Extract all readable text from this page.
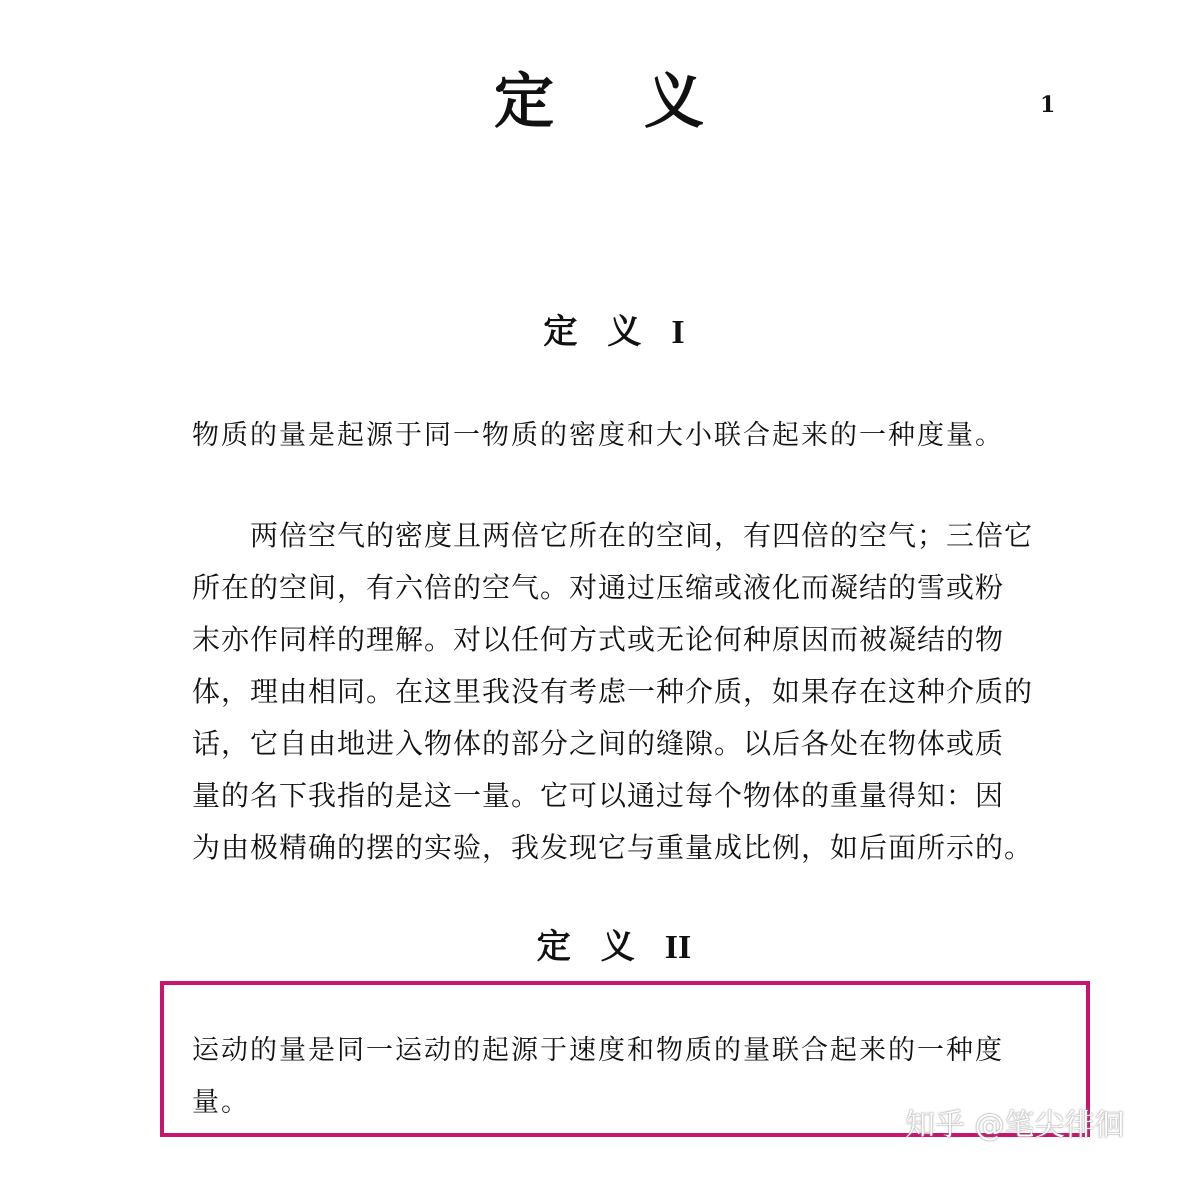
定 义	1
定 义 I
物质的量是起源于同一物质的密度和大小联合起来的一种度量。
两倍空气的密度且两倍它所在的空间，有四倍的空气；三倍它
所在的空间，有六倍的空气。对通过压缩或液化而凝结的雪或粉
末亦作同样的理解。对以任何方式或无论何种原因而被凝结的物
体，理由相同。在这里我没有考虑一种介质，如果存在这种介质的
话，它自由地进入物体的部分之间的缝隙。以后各处在物体或质
量的名下我指的是这一量。它可以通过每个物体的重量得知：因
为由极精确的摆的实验，我发现它与重量成比例，如后面所示的。
定 义 II
运动的量是同一运动的起源于速度和物质的量联合起来的一种度
量。
知乎 @笔尖徘徊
-----
*Task objective*: Set the entries down again exactly. Do not include the images.

*Output below*:
Extract all readable text from this page.
定 义	1
定 义 I
物质的量是起源于同一物质的密度和大小联合起来的一种度量。
两倍空气的密度且两倍它所在的空间，有四倍的空气；三倍它
所在的空间，有六倍的空气。对通过压缩或液化而凝结的雪或粉
末亦作同样的理解。对以任何方式或无论何种原因而被凝结的物
体，理由相同。在这里我没有考虑一种介质，如果存在这种介质的
话，它自由地进入物体的部分之间的缝隙。以后各处在物体或质
量的名下我指的是这一量。它可以通过每个物体的重量得知：因
为由极精确的摆的实验，我发现它与重量成比例，如后面所示的。
定 义 II
运动的量是同一运动的起源于速度和物质的量联合起来的一种度
量。
知乎 @笔尖徘徊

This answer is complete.